Task directions. Transcribe all of the records precisely as they are presented.

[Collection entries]

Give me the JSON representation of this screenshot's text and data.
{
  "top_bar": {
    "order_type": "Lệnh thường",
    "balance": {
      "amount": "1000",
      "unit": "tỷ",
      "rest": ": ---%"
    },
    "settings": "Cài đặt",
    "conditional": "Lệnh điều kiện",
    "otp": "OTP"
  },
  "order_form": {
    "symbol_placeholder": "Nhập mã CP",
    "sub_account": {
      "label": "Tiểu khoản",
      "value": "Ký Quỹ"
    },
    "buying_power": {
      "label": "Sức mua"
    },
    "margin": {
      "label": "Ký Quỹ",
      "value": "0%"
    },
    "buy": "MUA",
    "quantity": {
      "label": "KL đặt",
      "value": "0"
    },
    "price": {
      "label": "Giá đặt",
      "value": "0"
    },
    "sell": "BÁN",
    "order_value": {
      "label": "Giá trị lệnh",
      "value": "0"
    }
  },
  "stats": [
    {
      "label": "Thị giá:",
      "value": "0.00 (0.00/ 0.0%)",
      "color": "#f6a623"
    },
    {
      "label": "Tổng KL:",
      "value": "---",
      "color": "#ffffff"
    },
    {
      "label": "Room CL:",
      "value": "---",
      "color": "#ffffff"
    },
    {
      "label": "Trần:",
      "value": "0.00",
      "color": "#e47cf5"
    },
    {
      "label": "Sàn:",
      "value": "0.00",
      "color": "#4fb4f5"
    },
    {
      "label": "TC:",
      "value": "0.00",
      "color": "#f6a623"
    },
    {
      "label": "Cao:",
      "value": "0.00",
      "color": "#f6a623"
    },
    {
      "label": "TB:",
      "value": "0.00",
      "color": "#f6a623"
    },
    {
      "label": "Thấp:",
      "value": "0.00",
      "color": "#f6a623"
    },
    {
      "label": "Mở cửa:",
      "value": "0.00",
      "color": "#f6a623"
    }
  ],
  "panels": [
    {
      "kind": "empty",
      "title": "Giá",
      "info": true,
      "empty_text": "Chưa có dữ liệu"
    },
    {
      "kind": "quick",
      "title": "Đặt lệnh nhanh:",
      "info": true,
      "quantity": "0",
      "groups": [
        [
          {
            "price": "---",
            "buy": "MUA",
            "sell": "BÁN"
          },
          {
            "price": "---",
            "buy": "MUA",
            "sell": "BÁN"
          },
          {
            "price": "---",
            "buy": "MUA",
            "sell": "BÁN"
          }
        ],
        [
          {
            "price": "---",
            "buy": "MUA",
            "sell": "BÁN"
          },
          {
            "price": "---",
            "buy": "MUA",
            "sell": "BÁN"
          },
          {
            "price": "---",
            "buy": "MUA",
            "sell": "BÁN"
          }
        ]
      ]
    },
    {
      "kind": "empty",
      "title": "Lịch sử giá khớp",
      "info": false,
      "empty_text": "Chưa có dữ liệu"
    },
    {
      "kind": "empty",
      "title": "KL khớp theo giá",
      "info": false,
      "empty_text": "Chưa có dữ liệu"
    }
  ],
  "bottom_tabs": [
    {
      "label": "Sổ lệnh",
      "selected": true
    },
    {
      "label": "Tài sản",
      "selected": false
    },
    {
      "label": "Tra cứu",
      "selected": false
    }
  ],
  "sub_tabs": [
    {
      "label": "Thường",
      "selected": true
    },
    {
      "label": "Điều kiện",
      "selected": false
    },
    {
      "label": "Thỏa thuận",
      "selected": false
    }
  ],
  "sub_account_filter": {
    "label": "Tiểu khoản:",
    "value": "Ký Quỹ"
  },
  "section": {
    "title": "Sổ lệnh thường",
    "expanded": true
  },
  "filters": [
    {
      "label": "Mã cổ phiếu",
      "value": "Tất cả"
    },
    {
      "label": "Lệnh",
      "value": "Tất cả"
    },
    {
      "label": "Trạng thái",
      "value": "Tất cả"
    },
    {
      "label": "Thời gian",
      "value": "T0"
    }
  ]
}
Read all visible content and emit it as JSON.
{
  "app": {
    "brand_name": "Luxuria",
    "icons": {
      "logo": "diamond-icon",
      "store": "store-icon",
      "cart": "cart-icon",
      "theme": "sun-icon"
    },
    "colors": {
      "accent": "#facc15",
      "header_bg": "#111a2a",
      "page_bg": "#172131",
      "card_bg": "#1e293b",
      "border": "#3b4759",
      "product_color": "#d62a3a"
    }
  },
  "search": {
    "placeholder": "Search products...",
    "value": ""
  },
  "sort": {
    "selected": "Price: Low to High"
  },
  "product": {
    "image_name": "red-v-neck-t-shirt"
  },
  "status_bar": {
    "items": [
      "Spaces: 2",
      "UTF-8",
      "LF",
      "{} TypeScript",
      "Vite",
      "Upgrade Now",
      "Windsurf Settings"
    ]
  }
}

Finished answer.
Give me the JSON representation of this screenshot's text and data.
{
  "top_bar": {
    "order_type": "Lệnh thường",
    "balance": {
      "amount": "1000",
      "unit": "tỷ",
      "rest": ": ---%"
    },
    "settings": "Cài đặt",
    "conditional": "Lệnh điều kiện",
    "otp": "OTP"
  },
  "order_form": {
    "symbol_placeholder": "Nhập mã CP",
    "sub_account": {
      "label": "Tiểu khoản",
      "value": "Ký Quỹ"
    },
    "buying_power": {
      "label": "Sức mua"
    },
    "margin": {
      "label": "Ký Quỹ",
      "value": "0%"
    },
    "buy": "MUA",
    "quantity": {
      "label": "KL đặt",
      "value": "0"
    },
    "price": {
      "label": "Giá đặt",
      "value": "0"
    },
    "sell": "BÁN",
    "order_value": {
      "label": "Giá trị lệnh",
      "value": "0"
    }
  },
  "stats": [
    {
      "label": "Thị giá:",
      "value": "0.00 (0.00/ 0.0%)",
      "color": "#f6a623"
    },
    {
      "label": "Tổng KL:",
      "value": "---",
      "color": "#ffffff"
    },
    {
      "label": "Room CL:",
      "value": "---",
      "color": "#ffffff"
    },
    {
      "label": "Trần:",
      "value": "0.00",
      "color": "#e47cf5"
    },
    {
      "label": "Sàn:",
      "value": "0.00",
      "color": "#4fb4f5"
    },
    {
      "label": "TC:",
      "value": "0.00",
      "color": "#f6a623"
    },
    {
      "label": "Cao:",
      "value": "0.00",
      "color": "#f6a623"
    },
    {
      "label": "TB:",
      "value": "0.00",
      "color": "#f6a623"
    },
    {
      "label": "Thấp:",
      "value": "0.00",
      "color": "#f6a623"
    },
    {
      "label": "Mở cửa:",
      "value": "0.00",
      "color": "#f6a623"
    }
  ],
  "panels": [
    {
      "kind": "empty",
      "title": "Giá",
      "info": true,
      "empty_text": "Chưa có dữ liệu"
    },
    {
      "kind": "quick",
      "title": "Đặt lệnh nhanh:",
      "info": true,
      "quantity": "0",
      "groups": [
        [
          {
            "price": "---",
            "buy": "MUA",
            "sell": "BÁN"
          },
          {
            "price": "---",
            "buy": "MUA",
            "sell": "BÁN"
          },
          {
            "price": "---",
            "buy": "MUA",
            "sell": "BÁN"
          }
        ],
        [
          {
            "price": "---",
            "buy": "MUA",
            "sell": "BÁN"
          },
          {
            "price": "---",
            "buy": "MUA",
            "sell": "BÁN"
          },
          {
            "price": "---",
            "buy": "MUA",
            "sell": "BÁN"
          }
        ]
      ]
    },
    {
      "kind": "empty",
      "title": "Lịch sử giá khớp",
      "info": false,
      "empty_text": "Chưa có dữ liệu"
    },
    {
      "kind": "empty",
      "title": "KL khớp theo giá",
      "info": false,
      "empty_text": "Chưa có dữ liệu"
    }
  ],
  "bottom_tabs": [
    {
      "label": "Sổ lệnh",
      "selected": true
    },
    {
      "label": "Tài sản",
      "selected": false
    },
    {
      "label": "Tra cứu",
      "selected": false
    }
  ],
  "sub_tabs": [
    {
      "label": "Thường",
      "selected": true
    },
    {
      "label": "Điều kiện",
      "selected": false
    },
    {
      "label": "Thỏa thuận",
      "selected": false
    }
  ],
  "sub_account_filter": {
    "label": "Tiểu khoản:",
    "value": "Ký Quỹ"
  },
  "section": {
    "title": "Sổ lệnh thường",
    "expanded": true
  },
  "filters": [
    {
      "label": "Mã cổ phiếu",
      "value": "Tất cả"
    },
    {
      "label": "Lệnh",
      "value": "Tất cả"
    },
    {
      "label": "Trạng thái",
      "value": "Tất cả"
    },
    {
      "label": "Thời gian",
      "value": "T0"
    }
  ]
}
Read all visible content and emit it as JSON.
{
  "app": {
    "brand_name": "Luxuria",
    "icons": {
      "logo": "diamond-icon",
      "store": "store-icon",
      "cart": "cart-icon",
      "theme": "sun-icon"
    },
    "colors": {
      "accent": "#facc15",
      "header_bg": "#111a2a",
      "page_bg": "#172131",
      "card_bg": "#1e293b",
      "border": "#3b4759",
      "product_color": "#d62a3a"
    }
  },
  "search": {
    "placeholder": "Search products...",
    "value": ""
  },
  "sort": {
    "selected": "Price: Low to High"
  },
  "product": {
    "image_name": "red-v-neck-t-shirt"
  },
  "status_bar": {
    "items": [
      "Spaces: 2",
      "UTF-8",
      "LF",
      "{} TypeScript",
      "Vite",
      "Upgrade Now",
      "Windsurf Settings"
    ]
  }
}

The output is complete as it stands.